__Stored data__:
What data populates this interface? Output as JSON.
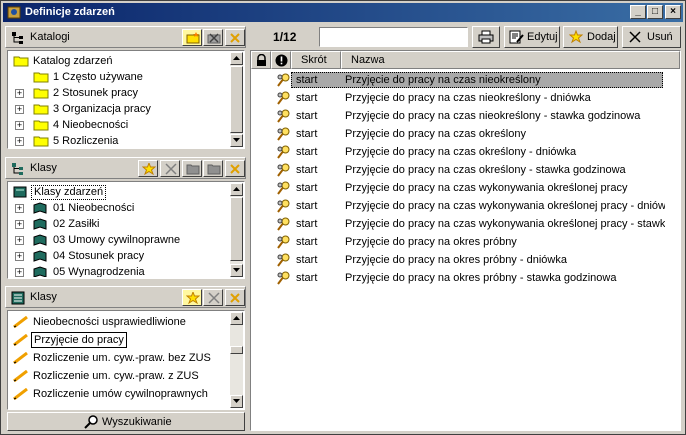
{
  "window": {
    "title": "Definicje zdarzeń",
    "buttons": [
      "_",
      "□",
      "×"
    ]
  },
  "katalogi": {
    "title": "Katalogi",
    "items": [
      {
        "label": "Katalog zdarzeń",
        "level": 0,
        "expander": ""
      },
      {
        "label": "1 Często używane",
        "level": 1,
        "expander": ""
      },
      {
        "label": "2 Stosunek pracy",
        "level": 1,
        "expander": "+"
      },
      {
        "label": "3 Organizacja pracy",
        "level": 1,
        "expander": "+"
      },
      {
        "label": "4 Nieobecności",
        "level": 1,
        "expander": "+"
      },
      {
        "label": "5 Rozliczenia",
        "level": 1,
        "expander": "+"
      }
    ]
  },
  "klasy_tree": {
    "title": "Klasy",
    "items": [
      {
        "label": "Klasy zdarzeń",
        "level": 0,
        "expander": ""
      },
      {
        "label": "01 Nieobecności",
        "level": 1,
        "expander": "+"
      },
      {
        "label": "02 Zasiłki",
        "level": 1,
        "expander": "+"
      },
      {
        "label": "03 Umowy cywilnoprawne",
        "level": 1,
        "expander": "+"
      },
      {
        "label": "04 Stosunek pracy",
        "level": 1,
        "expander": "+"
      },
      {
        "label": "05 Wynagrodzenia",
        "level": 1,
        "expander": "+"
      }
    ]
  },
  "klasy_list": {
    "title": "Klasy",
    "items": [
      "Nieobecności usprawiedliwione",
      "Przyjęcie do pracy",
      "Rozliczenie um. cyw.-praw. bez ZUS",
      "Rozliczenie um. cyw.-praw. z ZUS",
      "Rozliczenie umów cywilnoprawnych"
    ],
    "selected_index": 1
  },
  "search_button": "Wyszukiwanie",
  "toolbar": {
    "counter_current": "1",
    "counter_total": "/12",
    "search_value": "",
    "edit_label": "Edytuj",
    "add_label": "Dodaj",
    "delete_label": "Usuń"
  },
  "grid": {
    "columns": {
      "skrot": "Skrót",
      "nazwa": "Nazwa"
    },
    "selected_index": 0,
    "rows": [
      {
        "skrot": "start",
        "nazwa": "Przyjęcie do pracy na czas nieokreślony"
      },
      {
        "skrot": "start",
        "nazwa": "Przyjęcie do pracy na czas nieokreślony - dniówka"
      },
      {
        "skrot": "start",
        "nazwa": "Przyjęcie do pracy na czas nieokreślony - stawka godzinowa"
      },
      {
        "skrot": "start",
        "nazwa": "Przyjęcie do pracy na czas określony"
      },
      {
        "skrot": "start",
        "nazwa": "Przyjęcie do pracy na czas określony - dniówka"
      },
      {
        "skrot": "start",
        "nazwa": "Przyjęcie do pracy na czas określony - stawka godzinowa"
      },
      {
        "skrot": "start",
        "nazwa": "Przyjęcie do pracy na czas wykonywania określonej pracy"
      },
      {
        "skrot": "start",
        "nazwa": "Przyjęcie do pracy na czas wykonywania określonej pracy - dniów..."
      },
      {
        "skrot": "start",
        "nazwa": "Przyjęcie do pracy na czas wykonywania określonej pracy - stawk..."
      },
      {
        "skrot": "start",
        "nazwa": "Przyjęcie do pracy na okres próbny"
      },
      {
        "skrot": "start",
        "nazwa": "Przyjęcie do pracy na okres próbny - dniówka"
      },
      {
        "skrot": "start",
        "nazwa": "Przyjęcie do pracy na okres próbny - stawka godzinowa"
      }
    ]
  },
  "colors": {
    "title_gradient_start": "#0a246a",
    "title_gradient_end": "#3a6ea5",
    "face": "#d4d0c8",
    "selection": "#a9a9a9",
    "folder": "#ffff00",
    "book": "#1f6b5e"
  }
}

__GIVEN INSTRUCTION__:
Gather, from the listing above, every line carrying the word "Stosunek".

__WRITTEN ANSWER__:
        "label": "2 Stosunek pracy",
        "label": "04 Stosunek pracy",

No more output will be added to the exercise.